- Spatial layout entries
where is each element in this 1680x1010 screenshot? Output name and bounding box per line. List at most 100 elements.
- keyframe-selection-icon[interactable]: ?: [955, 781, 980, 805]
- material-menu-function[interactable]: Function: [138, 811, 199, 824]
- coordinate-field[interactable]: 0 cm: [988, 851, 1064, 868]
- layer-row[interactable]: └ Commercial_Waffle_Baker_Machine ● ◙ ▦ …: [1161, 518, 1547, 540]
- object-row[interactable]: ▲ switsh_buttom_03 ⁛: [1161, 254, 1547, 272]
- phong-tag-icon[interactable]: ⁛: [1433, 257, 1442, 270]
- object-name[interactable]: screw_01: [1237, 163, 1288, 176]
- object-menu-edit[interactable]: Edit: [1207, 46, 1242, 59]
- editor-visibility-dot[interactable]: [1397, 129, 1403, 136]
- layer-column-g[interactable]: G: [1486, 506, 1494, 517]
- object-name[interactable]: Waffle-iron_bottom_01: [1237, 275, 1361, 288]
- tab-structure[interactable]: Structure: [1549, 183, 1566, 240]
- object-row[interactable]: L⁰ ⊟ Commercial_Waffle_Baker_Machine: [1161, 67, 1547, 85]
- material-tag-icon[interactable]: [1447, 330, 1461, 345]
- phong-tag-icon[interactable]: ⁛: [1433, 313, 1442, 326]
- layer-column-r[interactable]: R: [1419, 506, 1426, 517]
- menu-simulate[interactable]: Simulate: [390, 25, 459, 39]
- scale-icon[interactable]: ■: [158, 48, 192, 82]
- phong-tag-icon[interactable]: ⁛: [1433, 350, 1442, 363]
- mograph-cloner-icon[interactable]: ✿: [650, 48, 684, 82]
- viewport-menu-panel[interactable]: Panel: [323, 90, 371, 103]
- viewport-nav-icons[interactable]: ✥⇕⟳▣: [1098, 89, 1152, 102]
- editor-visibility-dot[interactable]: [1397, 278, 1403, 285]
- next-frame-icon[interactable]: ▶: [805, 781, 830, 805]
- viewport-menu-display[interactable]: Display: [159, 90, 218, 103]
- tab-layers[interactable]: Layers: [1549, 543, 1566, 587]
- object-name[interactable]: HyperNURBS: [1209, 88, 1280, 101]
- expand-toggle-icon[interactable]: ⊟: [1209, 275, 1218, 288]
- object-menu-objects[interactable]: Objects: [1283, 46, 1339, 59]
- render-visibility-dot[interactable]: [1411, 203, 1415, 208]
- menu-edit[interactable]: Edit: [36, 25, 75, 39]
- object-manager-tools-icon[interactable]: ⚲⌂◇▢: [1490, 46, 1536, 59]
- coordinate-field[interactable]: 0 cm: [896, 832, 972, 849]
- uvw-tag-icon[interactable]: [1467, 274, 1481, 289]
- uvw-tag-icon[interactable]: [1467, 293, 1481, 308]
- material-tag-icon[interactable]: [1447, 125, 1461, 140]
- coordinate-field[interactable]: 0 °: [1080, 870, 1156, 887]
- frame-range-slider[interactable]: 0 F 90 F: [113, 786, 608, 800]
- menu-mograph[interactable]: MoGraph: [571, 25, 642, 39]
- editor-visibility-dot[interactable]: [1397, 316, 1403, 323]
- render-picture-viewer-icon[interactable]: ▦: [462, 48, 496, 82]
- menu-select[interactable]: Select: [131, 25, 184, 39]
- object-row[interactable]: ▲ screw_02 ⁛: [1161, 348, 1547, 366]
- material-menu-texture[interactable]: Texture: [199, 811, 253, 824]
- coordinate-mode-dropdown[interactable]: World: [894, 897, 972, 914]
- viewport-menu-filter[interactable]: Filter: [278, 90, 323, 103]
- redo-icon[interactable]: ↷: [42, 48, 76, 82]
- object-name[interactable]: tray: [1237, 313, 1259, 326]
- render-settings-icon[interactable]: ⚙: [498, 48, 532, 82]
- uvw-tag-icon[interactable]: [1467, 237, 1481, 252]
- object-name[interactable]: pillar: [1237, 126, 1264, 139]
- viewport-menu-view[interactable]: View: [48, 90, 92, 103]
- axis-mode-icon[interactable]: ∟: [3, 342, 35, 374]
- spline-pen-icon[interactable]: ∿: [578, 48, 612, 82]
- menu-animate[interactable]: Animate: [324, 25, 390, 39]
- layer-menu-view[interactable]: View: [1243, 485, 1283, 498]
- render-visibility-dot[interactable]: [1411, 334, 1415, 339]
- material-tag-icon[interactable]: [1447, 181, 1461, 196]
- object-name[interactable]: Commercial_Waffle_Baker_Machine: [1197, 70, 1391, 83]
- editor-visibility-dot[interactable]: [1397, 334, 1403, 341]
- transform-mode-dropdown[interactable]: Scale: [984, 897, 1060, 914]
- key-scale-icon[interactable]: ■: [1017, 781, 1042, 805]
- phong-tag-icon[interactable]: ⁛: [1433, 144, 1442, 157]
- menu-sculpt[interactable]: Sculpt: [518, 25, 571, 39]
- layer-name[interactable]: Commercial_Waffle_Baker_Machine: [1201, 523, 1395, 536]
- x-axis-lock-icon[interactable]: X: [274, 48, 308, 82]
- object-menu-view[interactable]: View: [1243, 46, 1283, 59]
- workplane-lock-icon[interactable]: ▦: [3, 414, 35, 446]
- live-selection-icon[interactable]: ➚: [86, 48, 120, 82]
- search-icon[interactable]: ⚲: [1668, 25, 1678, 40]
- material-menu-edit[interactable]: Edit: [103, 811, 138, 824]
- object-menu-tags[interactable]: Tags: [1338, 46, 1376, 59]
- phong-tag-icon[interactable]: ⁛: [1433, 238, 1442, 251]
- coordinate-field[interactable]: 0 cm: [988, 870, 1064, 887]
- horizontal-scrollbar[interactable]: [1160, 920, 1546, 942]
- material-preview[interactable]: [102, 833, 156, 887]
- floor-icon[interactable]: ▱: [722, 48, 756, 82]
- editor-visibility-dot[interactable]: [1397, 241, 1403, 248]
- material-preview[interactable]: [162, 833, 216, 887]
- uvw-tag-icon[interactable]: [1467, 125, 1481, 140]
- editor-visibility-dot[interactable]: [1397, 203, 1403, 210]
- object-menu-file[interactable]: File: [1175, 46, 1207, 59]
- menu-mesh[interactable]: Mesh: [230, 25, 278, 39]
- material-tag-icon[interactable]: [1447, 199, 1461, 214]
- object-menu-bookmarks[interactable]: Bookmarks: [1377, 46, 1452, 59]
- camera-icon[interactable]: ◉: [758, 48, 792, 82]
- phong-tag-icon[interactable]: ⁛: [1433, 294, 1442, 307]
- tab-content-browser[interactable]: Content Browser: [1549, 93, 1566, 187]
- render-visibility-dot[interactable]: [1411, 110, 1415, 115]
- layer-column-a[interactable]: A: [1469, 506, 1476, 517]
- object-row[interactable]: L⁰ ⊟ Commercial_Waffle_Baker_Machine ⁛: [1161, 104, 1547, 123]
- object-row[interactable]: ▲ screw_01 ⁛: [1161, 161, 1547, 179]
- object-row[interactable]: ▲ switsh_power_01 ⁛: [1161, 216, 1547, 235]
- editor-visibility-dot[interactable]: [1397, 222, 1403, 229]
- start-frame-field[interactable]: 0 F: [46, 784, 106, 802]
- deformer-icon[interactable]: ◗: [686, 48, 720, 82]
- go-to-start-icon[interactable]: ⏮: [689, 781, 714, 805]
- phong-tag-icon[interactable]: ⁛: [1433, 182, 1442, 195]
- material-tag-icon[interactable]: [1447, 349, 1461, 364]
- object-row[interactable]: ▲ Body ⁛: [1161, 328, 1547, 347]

- Problem to work on
Copy every line of the material above word for word, without changing anything.

- Solution for this task
where is each element in this 1680x1010 screenshot? Output name and bounding box per line. List at most 100 elements.
- keyframe-selection-icon[interactable]: ?: [955, 781, 980, 805]
- material-menu-function[interactable]: Function: [138, 811, 199, 824]
- coordinate-field[interactable]: 0 cm: [988, 851, 1064, 868]
- layer-row[interactable]: └ Commercial_Waffle_Baker_Machine ● ◙ ▦ …: [1161, 518, 1547, 540]
- object-row[interactable]: ▲ switsh_buttom_03 ⁛: [1161, 254, 1547, 272]
- phong-tag-icon[interactable]: ⁛: [1433, 257, 1442, 270]
- object-name[interactable]: screw_01: [1237, 163, 1288, 176]
- object-menu-edit[interactable]: Edit: [1207, 46, 1242, 59]
- editor-visibility-dot[interactable]: [1397, 129, 1403, 136]
- layer-column-g[interactable]: G: [1486, 506, 1494, 517]
- object-name[interactable]: Waffle-iron_bottom_01: [1237, 275, 1361, 288]
- tab-structure[interactable]: Structure: [1549, 183, 1566, 240]
- object-row[interactable]: L⁰ ⊟ Commercial_Waffle_Baker_Machine: [1161, 67, 1547, 85]
- material-tag-icon[interactable]: [1447, 330, 1461, 345]
- phong-tag-icon[interactable]: ⁛: [1433, 313, 1442, 326]
- layer-column-r[interactable]: R: [1419, 506, 1426, 517]
- menu-simulate[interactable]: Simulate: [390, 25, 459, 39]
- scale-icon[interactable]: ■: [158, 48, 192, 82]
- phong-tag-icon[interactable]: ⁛: [1433, 350, 1442, 363]
- mograph-cloner-icon[interactable]: ✿: [650, 48, 684, 82]
- viewport-menu-panel[interactable]: Panel: [323, 90, 371, 103]
- viewport-nav-icons[interactable]: ✥⇕⟳▣: [1098, 89, 1152, 102]
- editor-visibility-dot[interactable]: [1397, 278, 1403, 285]
- next-frame-icon[interactable]: ▶: [805, 781, 830, 805]
- viewport-menu-display[interactable]: Display: [159, 90, 218, 103]
- tab-layers[interactable]: Layers: [1549, 543, 1566, 587]
- object-name[interactable]: HyperNURBS: [1209, 88, 1280, 101]
- expand-toggle-icon[interactable]: ⊟: [1209, 275, 1218, 288]
- object-menu-objects[interactable]: Objects: [1283, 46, 1339, 59]
- render-visibility-dot[interactable]: [1411, 203, 1415, 208]
- menu-edit[interactable]: Edit: [36, 25, 75, 39]
- object-manager-tools-icon[interactable]: ⚲⌂◇▢: [1490, 46, 1536, 59]
- coordinate-field[interactable]: 0 cm: [896, 832, 972, 849]
- uvw-tag-icon[interactable]: [1467, 274, 1481, 289]
- uvw-tag-icon[interactable]: [1467, 293, 1481, 308]
- material-tag-icon[interactable]: [1447, 125, 1461, 140]
- coordinate-field[interactable]: 0 °: [1080, 870, 1156, 887]
- frame-range-slider[interactable]: 0 F 90 F: [113, 786, 608, 800]
- menu-mograph[interactable]: MoGraph: [571, 25, 642, 39]
- editor-visibility-dot[interactable]: [1397, 316, 1403, 323]
- render-picture-viewer-icon[interactable]: ▦: [462, 48, 496, 82]
- menu-select[interactable]: Select: [131, 25, 184, 39]
- object-row[interactable]: ▲ screw_02 ⁛: [1161, 348, 1547, 366]
- material-menu-texture[interactable]: Texture: [199, 811, 253, 824]
- coordinate-mode-dropdown[interactable]: World: [894, 897, 972, 914]
- viewport-menu-filter[interactable]: Filter: [278, 90, 323, 103]
- redo-icon[interactable]: ↷: [42, 48, 76, 82]
- object-name[interactable]: tray: [1237, 313, 1259, 326]
- render-settings-icon[interactable]: ⚙: [498, 48, 532, 82]
- uvw-tag-icon[interactable]: [1467, 237, 1481, 252]
- object-name[interactable]: pillar: [1237, 126, 1264, 139]
- viewport-menu-view[interactable]: View: [48, 90, 92, 103]
- axis-mode-icon[interactable]: ∟: [3, 342, 35, 374]
- spline-pen-icon[interactable]: ∿: [578, 48, 612, 82]
- menu-animate[interactable]: Animate: [324, 25, 390, 39]
- layer-menu-view[interactable]: View: [1243, 485, 1283, 498]
- render-visibility-dot[interactable]: [1411, 334, 1415, 339]
- material-tag-icon[interactable]: [1447, 181, 1461, 196]
- object-name[interactable]: Commercial_Waffle_Baker_Machine: [1197, 70, 1391, 83]
- editor-visibility-dot[interactable]: [1397, 334, 1403, 341]
- transform-mode-dropdown[interactable]: Scale: [984, 897, 1060, 914]
- key-scale-icon[interactable]: ■: [1017, 781, 1042, 805]
- phong-tag-icon[interactable]: ⁛: [1433, 144, 1442, 157]
- menu-sculpt[interactable]: Sculpt: [518, 25, 571, 39]
- layer-name[interactable]: Commercial_Waffle_Baker_Machine: [1201, 523, 1395, 536]
- x-axis-lock-icon[interactable]: X: [274, 48, 308, 82]
- object-menu-view[interactable]: View: [1243, 46, 1283, 59]
- workplane-lock-icon[interactable]: ▦: [3, 414, 35, 446]
- live-selection-icon[interactable]: ➚: [86, 48, 120, 82]
- search-icon[interactable]: ⚲: [1668, 25, 1678, 40]
- material-menu-edit[interactable]: Edit: [103, 811, 138, 824]
- object-menu-tags[interactable]: Tags: [1338, 46, 1376, 59]
- phong-tag-icon[interactable]: ⁛: [1433, 238, 1442, 251]
- coordinate-field[interactable]: 0 cm: [988, 870, 1064, 887]
- horizontal-scrollbar[interactable]: [1160, 920, 1546, 942]
- material-preview[interactable]: [102, 833, 156, 887]
- floor-icon[interactable]: ▱: [722, 48, 756, 82]
- editor-visibility-dot[interactable]: [1397, 241, 1403, 248]
- material-preview[interactable]: [162, 833, 216, 887]
- uvw-tag-icon[interactable]: [1467, 125, 1481, 140]
- editor-visibility-dot[interactable]: [1397, 203, 1403, 210]
- object-menu-file[interactable]: File: [1175, 46, 1207, 59]
- menu-mesh[interactable]: Mesh: [230, 25, 278, 39]
- material-tag-icon[interactable]: [1447, 199, 1461, 214]
- object-menu-bookmarks[interactable]: Bookmarks: [1377, 46, 1452, 59]
- camera-icon[interactable]: ◉: [758, 48, 792, 82]
- phong-tag-icon[interactable]: ⁛: [1433, 294, 1442, 307]
- tab-content-browser[interactable]: Content Browser: [1549, 93, 1566, 187]
- render-visibility-dot[interactable]: [1411, 110, 1415, 115]
- layer-column-a[interactable]: A: [1469, 506, 1476, 517]
- object-row[interactable]: L⁰ ⊟ Commercial_Waffle_Baker_Machine ⁛: [1161, 104, 1547, 123]
- object-row[interactable]: ▲ screw_01 ⁛: [1161, 161, 1547, 179]
- object-row[interactable]: ▲ switsh_power_01 ⁛: [1161, 216, 1547, 235]
- editor-visibility-dot[interactable]: [1397, 222, 1403, 229]
- start-frame-field[interactable]: 0 F: [46, 784, 106, 802]
- deformer-icon[interactable]: ◗: [686, 48, 720, 82]
- go-to-start-icon[interactable]: ⏮: [689, 781, 714, 805]
- phong-tag-icon[interactable]: ⁛: [1433, 182, 1442, 195]
- material-tag-icon[interactable]: [1447, 349, 1461, 364]
- object-row[interactable]: ▲ Body ⁛: [1161, 328, 1547, 347]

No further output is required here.